Text extract
==*==
Обсуждение: Error during hash index scans can cause postgres halt!

Поиск
Список
Период
Сортировка

Error during hash index scans can cause postgres halt!

От
"ykhuang"
Дата:
recurred through deadlock.

client1:
 create table test(a int);
 create index id on test using hash(a);
 insert into test values(1);
 insert into test values(2);
 set enable_seqscan=off;
 begin;
 update test set a=a+1 where a=1;

client2:
 set enable_seqscan=off;
 begin;
 update test set a=a+1 where a=2;

client1:
  update test set a=a+1 where a=2;

client2:
 update test set a=a+1 where a=1;

Re: Error during hash index scans can cause postgres halt!

От
"Heikki Linnakangas"
Дата:
ykhuang wrote:
> recurred through deadlock.
>
> client1:
>  create table test(a int);
>  create index id on test using hash(a);
>  insert into test values(1);
>  insert into test values(2);
>  set enable_seqscan=off;
>  begin;
>  update test set a=a+1 where a=1;
>
> client2:
>  set enable_seqscan=off;
>  begin;
>  update test set a=a+1 where a=2;
>
> client1:
>   update test set a=a+1 where a=2;
>
> client2:
>  update test set a=a+1 where a=1;

I can reproduce this, with --enable-cassert. It crashes when aborting
the transaction, in ReleaseResources_hash. The HashScanList items are
allocated in ExecutorState memory context, but that context has already
been deleted by the time we get to ReleaseResources_hash.

Not sure how to fix this. There's this piece of code in AtAbort_Portals:

>         /*
>          * Any resources belonging to the portal will be released in the
>          * upcoming transaction-wide cleanup; they will be gone before we run
>          * PortalDrop.
>          */
>         portal->resowner = NULL;
>
>         /*
>          * Although we can't delete the portal data structure proper, we can
>          * release any memory in subsidiary contexts, such as executor state.
==*==
Required task
Resume the thread about the hash index scan crash from the point where it ends.

Data provided
==*==
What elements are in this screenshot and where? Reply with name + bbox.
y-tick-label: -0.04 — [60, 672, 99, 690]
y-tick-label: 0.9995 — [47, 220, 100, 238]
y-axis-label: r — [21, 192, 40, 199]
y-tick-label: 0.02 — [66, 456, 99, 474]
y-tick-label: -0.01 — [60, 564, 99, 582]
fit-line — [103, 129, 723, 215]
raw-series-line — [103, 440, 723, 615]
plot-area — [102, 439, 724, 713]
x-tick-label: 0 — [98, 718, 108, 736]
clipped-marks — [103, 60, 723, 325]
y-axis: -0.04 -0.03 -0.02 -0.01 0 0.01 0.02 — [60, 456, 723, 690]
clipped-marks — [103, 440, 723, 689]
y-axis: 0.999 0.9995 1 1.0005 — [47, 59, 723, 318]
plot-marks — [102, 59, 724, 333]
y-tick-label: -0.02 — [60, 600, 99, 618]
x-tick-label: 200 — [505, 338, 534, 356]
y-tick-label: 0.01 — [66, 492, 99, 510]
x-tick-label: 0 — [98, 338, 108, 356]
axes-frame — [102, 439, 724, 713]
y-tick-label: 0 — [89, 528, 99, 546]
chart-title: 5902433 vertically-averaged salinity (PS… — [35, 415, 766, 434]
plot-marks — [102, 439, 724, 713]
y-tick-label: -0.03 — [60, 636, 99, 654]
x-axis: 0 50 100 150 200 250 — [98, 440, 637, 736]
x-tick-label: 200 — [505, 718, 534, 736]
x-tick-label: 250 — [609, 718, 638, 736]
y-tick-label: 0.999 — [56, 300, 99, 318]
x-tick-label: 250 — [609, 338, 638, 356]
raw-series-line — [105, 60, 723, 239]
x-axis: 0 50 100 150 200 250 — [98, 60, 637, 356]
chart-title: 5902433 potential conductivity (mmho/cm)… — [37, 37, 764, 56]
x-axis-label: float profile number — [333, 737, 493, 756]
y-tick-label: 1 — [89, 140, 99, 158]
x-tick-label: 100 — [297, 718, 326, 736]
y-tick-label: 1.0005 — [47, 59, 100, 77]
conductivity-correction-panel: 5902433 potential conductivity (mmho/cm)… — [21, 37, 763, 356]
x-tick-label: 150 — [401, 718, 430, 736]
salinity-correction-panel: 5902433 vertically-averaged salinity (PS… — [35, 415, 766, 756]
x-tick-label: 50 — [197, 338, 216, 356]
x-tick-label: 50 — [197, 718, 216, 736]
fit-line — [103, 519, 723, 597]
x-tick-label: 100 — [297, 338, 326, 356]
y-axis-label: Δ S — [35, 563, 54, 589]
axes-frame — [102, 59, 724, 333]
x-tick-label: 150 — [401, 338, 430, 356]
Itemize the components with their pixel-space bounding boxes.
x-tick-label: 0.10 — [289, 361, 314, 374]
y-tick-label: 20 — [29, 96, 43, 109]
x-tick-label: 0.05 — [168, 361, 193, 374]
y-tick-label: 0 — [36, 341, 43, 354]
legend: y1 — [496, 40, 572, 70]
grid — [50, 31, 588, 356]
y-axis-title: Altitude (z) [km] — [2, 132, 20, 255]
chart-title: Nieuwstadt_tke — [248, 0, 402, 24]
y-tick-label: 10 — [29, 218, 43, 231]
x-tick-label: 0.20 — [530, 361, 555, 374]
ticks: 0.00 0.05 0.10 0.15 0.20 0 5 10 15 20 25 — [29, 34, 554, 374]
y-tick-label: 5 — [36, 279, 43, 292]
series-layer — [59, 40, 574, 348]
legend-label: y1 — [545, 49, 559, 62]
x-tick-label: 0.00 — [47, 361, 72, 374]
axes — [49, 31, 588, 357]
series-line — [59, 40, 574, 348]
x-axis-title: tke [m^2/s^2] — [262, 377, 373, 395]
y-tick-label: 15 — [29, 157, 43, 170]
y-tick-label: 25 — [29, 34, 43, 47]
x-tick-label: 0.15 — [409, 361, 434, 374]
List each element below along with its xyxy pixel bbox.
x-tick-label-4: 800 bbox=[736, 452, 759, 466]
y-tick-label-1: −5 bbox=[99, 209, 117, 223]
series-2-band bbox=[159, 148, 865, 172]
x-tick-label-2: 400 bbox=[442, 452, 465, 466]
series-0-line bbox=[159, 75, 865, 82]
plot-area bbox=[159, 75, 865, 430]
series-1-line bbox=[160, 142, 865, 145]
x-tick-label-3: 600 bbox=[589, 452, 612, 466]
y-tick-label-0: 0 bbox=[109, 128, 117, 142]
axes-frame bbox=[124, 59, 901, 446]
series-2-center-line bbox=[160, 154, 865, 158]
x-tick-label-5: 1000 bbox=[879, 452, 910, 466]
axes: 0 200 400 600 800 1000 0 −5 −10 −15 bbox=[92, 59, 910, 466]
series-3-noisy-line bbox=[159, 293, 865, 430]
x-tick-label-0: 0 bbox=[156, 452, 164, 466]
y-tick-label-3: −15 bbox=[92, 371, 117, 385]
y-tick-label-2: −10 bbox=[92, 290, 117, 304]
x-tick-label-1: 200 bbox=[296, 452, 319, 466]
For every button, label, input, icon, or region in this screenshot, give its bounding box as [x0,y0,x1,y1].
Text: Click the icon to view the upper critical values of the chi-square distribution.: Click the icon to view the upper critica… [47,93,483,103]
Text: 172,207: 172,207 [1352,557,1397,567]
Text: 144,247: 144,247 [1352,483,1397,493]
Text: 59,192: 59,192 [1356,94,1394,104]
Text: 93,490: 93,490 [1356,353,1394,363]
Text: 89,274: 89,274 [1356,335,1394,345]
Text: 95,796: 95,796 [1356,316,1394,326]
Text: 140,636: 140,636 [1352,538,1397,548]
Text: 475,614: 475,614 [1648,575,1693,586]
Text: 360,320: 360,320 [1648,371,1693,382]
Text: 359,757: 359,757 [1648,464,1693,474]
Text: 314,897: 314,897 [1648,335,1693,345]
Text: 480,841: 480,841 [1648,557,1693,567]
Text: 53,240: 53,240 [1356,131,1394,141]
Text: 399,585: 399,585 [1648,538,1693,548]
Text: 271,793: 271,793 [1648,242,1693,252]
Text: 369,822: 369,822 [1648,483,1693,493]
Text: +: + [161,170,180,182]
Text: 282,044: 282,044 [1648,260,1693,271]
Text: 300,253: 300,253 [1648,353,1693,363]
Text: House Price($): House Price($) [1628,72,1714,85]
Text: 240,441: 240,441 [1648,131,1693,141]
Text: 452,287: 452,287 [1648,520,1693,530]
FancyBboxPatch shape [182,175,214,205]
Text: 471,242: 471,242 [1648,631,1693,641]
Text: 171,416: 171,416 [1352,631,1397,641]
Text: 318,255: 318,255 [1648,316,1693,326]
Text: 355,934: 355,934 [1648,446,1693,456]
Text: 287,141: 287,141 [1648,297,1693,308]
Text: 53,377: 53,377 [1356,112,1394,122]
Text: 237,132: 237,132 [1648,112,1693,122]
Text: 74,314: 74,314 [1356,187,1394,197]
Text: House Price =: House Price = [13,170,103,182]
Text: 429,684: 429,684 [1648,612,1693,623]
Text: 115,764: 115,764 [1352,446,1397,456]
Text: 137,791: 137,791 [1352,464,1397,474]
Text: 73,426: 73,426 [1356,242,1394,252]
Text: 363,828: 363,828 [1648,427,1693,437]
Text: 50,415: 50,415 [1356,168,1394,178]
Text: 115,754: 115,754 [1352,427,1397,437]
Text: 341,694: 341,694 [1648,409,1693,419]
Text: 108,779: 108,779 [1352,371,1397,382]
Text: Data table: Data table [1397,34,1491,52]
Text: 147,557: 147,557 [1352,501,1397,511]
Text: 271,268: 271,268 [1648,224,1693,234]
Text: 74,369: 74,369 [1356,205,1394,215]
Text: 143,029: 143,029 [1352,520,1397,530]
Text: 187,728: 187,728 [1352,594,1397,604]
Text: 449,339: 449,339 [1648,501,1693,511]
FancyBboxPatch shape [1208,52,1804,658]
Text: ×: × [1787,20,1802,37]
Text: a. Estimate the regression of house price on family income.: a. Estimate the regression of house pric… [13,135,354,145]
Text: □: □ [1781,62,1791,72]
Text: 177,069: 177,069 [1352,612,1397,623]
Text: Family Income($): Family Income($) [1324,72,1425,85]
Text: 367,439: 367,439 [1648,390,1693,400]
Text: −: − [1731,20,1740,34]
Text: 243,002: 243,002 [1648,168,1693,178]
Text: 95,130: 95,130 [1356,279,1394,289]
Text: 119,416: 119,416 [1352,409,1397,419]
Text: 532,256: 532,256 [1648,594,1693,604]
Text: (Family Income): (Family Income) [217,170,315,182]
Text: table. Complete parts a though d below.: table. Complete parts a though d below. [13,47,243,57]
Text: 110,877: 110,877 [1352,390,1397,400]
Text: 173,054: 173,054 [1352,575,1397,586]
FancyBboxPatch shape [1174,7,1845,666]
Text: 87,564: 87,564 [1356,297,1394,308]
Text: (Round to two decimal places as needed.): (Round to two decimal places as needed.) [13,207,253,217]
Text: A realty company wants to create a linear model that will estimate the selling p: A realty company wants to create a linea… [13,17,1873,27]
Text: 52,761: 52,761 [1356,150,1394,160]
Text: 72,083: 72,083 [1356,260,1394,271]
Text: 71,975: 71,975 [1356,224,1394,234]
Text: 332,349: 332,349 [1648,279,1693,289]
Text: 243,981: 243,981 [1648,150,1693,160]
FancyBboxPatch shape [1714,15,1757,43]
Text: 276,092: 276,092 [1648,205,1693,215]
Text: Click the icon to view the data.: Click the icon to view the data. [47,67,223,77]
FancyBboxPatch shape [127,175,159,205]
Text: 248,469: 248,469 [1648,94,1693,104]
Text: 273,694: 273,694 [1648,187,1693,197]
==*==
Written response
>          * The cleanup hook was the last thing that might have needed data
>          * there.
>          */
>         MemoryContextDeleteChildren(PortalGetHeapMemory(portal));

MemoryContextDeleteChildren is where we free the HashScanList item we
later try to access. It seems like a simple fix would be to call
ResourceOwnerRelease before that, instead of relying on the
transaction-wide cleanup.

Another idea would be to allocate the HashScanList items in a
longer-lived memory context. The IndexScanDesc struct pointed to by the
HashScanList would still be in ExecutorState context, but that's all
right because we don't need to access it in ReleaseResources_hash.


--
   Heikki Linnakangas
   EnterpriseDB   http://www.enterprisedb.com

Re: Error during hash index scans can cause postgres halt!

От
Tom Lane
Дата:
"Heikki Linnakangas" <heikki@enterprisedb.com> writes:
> I can reproduce this, with --enable-cassert. It crashes when aborting
> the transaction, in ReleaseResources_hash. The HashScanList items are
> allocated in ExecutorState memory context, but that context has already
> been deleted by the time we get to ReleaseResources_hash.

Ouch.  So this has been broken (by me, I think :-() since 8.0.  Tells
you something about how many people use hash indexes :-(

> Another idea would be to allocate the HashScanList items in a
> longer-lived memory context. The IndexScanDesc struct pointed to by the
> HashScanList would still be in ExecutorState context, but that's all
> right because we don't need to access it in ReleaseResources_hash.

That seems like a winner to me.  We can rely on the resource owner
mechanism to free up individual HashScanList items, so there's no real
need to keep them in a short-lived context.  I'm inclined to just drop
them into TopMemoryContext.  We could make a hash-specific context but
I'm not convinced it's worth the extra code to do it.

            regards, tom lane

Re: Error during hash index scans can cause postgres halt!

От
"Heikki Linnakangas"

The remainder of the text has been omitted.